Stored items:
*** Begin section ***
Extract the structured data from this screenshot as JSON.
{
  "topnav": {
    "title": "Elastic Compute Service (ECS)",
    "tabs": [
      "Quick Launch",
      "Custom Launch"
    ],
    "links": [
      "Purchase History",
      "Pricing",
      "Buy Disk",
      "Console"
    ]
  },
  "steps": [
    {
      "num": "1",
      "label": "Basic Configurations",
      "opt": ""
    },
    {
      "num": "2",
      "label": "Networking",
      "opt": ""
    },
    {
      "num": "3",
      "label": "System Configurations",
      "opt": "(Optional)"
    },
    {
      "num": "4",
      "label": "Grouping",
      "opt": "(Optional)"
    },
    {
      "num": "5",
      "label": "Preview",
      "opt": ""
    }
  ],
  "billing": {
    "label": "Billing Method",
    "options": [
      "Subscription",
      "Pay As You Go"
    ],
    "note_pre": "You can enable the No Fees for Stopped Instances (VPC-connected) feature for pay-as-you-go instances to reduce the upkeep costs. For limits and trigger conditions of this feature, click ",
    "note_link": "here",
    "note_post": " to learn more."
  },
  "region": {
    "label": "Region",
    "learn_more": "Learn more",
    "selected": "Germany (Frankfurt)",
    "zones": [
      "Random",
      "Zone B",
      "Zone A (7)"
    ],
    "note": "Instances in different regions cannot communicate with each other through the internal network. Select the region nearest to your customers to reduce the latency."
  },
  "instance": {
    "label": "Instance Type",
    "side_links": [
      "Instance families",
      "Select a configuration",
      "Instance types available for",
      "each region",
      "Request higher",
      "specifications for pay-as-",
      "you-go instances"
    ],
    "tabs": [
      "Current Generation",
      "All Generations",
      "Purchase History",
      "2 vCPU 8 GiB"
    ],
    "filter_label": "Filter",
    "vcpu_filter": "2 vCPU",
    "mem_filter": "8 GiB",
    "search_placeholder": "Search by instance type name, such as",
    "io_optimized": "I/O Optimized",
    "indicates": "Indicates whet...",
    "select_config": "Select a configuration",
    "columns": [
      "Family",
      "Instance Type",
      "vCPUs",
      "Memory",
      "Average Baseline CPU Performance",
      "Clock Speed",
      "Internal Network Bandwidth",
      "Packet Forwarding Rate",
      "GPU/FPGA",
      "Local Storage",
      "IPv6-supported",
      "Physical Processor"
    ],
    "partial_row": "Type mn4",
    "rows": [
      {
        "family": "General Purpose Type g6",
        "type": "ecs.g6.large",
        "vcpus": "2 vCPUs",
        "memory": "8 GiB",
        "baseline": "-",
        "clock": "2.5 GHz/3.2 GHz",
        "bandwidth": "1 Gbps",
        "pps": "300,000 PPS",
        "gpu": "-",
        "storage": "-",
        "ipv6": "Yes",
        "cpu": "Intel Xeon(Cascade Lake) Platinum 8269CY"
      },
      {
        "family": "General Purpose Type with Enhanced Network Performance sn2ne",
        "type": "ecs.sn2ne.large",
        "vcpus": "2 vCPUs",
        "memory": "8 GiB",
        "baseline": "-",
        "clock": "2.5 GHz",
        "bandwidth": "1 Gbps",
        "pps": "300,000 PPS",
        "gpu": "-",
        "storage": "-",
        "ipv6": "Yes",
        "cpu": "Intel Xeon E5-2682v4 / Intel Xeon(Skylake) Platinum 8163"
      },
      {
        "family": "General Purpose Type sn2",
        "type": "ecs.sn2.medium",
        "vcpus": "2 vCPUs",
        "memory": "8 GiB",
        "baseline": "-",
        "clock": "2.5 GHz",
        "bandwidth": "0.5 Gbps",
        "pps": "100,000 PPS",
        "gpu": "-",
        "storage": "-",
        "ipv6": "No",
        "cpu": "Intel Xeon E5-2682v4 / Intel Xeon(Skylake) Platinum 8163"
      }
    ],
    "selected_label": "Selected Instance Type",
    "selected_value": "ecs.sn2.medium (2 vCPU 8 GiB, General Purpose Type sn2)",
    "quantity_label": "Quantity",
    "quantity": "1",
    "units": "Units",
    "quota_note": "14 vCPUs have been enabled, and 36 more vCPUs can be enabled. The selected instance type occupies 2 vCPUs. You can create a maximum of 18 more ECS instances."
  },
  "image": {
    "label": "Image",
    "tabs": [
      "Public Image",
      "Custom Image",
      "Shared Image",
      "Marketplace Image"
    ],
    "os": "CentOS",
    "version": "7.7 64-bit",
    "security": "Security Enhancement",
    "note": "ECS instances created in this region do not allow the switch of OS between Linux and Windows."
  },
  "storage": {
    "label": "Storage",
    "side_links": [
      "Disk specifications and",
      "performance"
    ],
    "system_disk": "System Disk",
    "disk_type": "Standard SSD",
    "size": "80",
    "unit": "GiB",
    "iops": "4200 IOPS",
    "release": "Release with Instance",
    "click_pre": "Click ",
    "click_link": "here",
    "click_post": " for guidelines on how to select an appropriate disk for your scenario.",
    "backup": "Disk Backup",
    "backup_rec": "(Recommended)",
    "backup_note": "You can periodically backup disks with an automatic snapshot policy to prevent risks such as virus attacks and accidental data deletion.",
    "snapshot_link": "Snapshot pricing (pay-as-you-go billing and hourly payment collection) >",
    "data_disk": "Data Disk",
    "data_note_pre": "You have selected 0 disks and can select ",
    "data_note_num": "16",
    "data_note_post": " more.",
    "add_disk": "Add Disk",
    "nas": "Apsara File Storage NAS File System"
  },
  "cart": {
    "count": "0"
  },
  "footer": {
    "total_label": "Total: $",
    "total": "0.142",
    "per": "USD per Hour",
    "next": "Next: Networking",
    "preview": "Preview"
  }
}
*** End section ***
All the records shown above need to be given again exactly.

Extract the structured data from this screenshot as JSON.
{
  "topnav": {
    "title": "Elastic Compute Service (ECS)",
    "tabs": [
      "Quick Launch",
      "Custom Launch"
    ],
    "links": [
      "Purchase History",
      "Pricing",
      "Buy Disk",
      "Console"
    ]
  },
  "steps": [
    {
      "num": "1",
      "label": "Basic Configurations",
      "opt": ""
    },
    {
      "num": "2",
      "label": "Networking",
      "opt": ""
    },
    {
      "num": "3",
      "label": "System Configurations",
      "opt": "(Optional)"
    },
    {
      "num": "4",
      "label": "Grouping",
      "opt": "(Optional)"
    },
    {
      "num": "5",
      "label": "Preview",
      "opt": ""
    }
  ],
  "billing": {
    "label": "Billing Method",
    "options": [
      "Subscription",
      "Pay As You Go"
    ],
    "note_pre": "You can enable the No Fees for Stopped Instances (VPC-connected) feature for pay-as-you-go instances to reduce the upkeep costs. For limits and trigger conditions of this feature, click ",
    "note_link": "here",
    "note_post": " to learn more."
  },
  "region": {
    "label": "Region",
    "learn_more": "Learn more",
    "selected": "Germany (Frankfurt)",
    "zones": [
      "Random",
      "Zone B",
      "Zone A (7)"
    ],
    "note": "Instances in different regions cannot communicate with each other through the internal network. Select the region nearest to your customers to reduce the latency."
  },
  "instance": {
    "label": "Instance Type",
    "side_links": [
      "Instance families",
      "Select a configuration",
      "Instance types available for",
      "each region",
      "Request higher",
      "specifications for pay-as-",
      "you-go instances"
    ],
    "tabs": [
      "Current Generation",
      "All Generations",
      "Purchase History",
      "2 vCPU 8 GiB"
    ],
    "filter_label": "Filter",
    "vcpu_filter": "2 vCPU",
    "mem_filter": "8 GiB",
    "search_placeholder": "Search by instance type name, such as",
    "io_optimized": "I/O Optimized",
    "indicates": "Indicates whet...",
    "select_config": "Select a configuration",
    "columns": [
      "Family",
      "Instance Type",
      "vCPUs",
      "Memory",
      "Average Baseline CPU Performance",
      "Clock Speed",
      "Internal Network Bandwidth",
      "Packet Forwarding Rate",
      "GPU/FPGA",
      "Local Storage",
      "IPv6-supported",
      "Physical Processor"
    ],
    "partial_row": "Type mn4",
    "rows": [
      {
        "family": "General Purpose Type g6",
        "type": "ecs.g6.large",
        "vcpus": "2 vCPUs",
        "memory": "8 GiB",
        "baseline": "-",
        "clock": "2.5 GHz/3.2 GHz",
        "bandwidth": "1 Gbps",
        "pps": "300,000 PPS",
        "gpu": "-",
        "storage": "-",
        "ipv6": "Yes",
        "cpu": "Intel Xeon(Cascade Lake) Platinum 8269CY"
      },
      {
        "family": "General Purpose Type with Enhanced Network Performance sn2ne",
        "type": "ecs.sn2ne.large",
        "vcpus": "2 vCPUs",
        "memory": "8 GiB",
        "baseline": "-",
        "clock": "2.5 GHz",
        "bandwidth": "1 Gbps",
        "pps": "300,000 PPS",
        "gpu": "-",
        "storage": "-",
        "ipv6": "Yes",
        "cpu": "Intel Xeon E5-2682v4 / Intel Xeon(Skylake) Platinum 8163"
      },
      {
        "family": "General Purpose Type sn2",
        "type": "ecs.sn2.medium",
        "vcpus": "2 vCPUs",
        "memory": "8 GiB",
        "baseline": "-",
        "clock": "2.5 GHz",
        "bandwidth": "0.5 Gbps",
        "pps": "100,000 PPS",
        "gpu": "-",
        "storage": "-",
        "ipv6": "No",
        "cpu": "Intel Xeon E5-2682v4 / Intel Xeon(Skylake) Platinum 8163"
      }
    ],
    "selected_label": "Selected Instance Type",
    "selected_value": "ecs.sn2.medium (2 vCPU 8 GiB, General Purpose Type sn2)",
    "quantity_label": "Quantity",
    "quantity": "1",
    "units": "Units",
    "quota_note": "14 vCPUs have been enabled, and 36 more vCPUs can be enabled. The selected instance type occupies 2 vCPUs. You can create a maximum of 18 more ECS instances."
  },
  "image": {
    "label": "Image",
    "tabs": [
      "Public Image",
      "Custom Image",
      "Shared Image",
      "Marketplace Image"
    ],
    "os": "CentOS",
    "version": "7.7 64-bit",
    "security": "Security Enhancement",
    "note": "ECS instances created in this region do not allow the switch of OS between Linux and Windows."
  },
  "storage": {
    "label": "Storage",
    "side_links": [
      "Disk specifications and",
      "performance"
    ],
    "system_disk": "System Disk",
    "disk_type": "Standard SSD",
    "size": "80",
    "unit": "GiB",
    "iops": "4200 IOPS",
    "release": "Release with Instance",
    "click_pre": "Click ",
    "click_link": "here",
    "click_post": " for guidelines on how to select an appropriate disk for your scenario.",
    "backup": "Disk Backup",
    "backup_rec": "(Recommended)",
    "backup_note": "You can periodically backup disks with an automatic snapshot policy to prevent risks such as virus attacks and accidental data deletion.",
    "snapshot_link": "Snapshot pricing (pay-as-you-go billing and hourly payment collection) >",
    "data_disk": "Data Disk",
    "data_note_pre": "You have selected 0 disks and can select ",
    "data_note_num": "16",
    "data_note_post": " more.",
    "add_disk": "Add Disk",
    "nas": "Apsara File Storage NAS File System"
  },
  "cart": {
    "count": "0"
  },
  "footer": {
    "total_label": "Total: $",
    "total": "0.142",
    "per": "USD per Hour",
    "next": "Next: Networking",
    "preview": "Preview"
  }
}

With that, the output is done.